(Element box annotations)

────────────────────────────────────────

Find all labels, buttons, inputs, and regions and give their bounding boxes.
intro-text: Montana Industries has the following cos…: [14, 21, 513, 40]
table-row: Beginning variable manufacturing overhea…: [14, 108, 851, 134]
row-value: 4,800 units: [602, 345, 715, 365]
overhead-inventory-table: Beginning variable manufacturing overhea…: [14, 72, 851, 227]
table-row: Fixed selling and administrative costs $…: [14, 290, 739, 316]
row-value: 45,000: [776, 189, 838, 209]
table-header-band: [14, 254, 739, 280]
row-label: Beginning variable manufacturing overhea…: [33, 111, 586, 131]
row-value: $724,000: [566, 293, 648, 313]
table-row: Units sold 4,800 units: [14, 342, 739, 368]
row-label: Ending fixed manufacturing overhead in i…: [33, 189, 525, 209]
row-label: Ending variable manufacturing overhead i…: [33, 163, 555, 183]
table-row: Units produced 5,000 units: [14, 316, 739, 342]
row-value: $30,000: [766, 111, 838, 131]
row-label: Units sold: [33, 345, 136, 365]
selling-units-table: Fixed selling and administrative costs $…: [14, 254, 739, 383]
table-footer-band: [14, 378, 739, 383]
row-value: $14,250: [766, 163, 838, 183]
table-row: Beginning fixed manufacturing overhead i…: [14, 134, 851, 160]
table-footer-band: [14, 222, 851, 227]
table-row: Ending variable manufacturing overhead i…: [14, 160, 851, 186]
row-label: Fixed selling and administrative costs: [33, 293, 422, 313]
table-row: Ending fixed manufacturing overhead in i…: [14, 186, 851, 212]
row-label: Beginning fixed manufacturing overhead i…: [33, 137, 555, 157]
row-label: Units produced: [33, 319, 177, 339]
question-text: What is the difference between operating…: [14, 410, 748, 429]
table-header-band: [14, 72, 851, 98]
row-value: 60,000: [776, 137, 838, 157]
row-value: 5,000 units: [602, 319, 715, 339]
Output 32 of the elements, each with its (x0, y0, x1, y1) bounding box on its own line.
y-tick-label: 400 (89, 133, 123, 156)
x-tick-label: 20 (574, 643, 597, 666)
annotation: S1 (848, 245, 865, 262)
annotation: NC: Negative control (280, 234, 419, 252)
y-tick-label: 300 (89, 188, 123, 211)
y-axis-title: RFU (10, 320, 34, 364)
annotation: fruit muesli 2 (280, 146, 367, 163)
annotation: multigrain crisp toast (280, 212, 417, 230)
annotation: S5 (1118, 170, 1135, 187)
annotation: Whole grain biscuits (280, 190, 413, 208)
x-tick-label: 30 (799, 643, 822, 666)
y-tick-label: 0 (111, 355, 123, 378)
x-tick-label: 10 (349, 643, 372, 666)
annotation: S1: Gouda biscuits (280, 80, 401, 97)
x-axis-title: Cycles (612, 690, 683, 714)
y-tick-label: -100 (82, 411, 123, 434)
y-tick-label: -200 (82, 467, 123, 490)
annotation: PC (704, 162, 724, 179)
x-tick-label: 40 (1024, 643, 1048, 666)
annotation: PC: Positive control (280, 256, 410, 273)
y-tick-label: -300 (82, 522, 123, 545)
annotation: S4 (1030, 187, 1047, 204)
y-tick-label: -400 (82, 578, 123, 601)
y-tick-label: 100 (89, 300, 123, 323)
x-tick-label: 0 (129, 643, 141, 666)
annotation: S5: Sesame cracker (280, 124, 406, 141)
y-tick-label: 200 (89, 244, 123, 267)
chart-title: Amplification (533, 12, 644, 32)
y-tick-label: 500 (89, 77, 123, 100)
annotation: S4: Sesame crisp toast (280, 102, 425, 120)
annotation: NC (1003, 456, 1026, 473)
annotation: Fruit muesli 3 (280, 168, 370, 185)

────────────────────────────────────────

Problem statement: Reproduce verbatim the lines of the data from the very beginning through the line containing "table-header-band: [14, 254, 739, 280]", including that line.

Answer for the task:
Find all labels, buttons, inputs, and regions and give their bounding boxes.
intro-text: Montana Industries has the following cos…: [14, 21, 513, 40]
table-row: Beginning variable manufacturing overhea…: [14, 108, 851, 134]
row-value: 4,800 units: [602, 345, 715, 365]
overhead-inventory-table: Beginning variable manufacturing overhea…: [14, 72, 851, 227]
table-row: Fixed selling and administrative costs $…: [14, 290, 739, 316]
row-value: 45,000: [776, 189, 838, 209]
table-header-band: [14, 254, 739, 280]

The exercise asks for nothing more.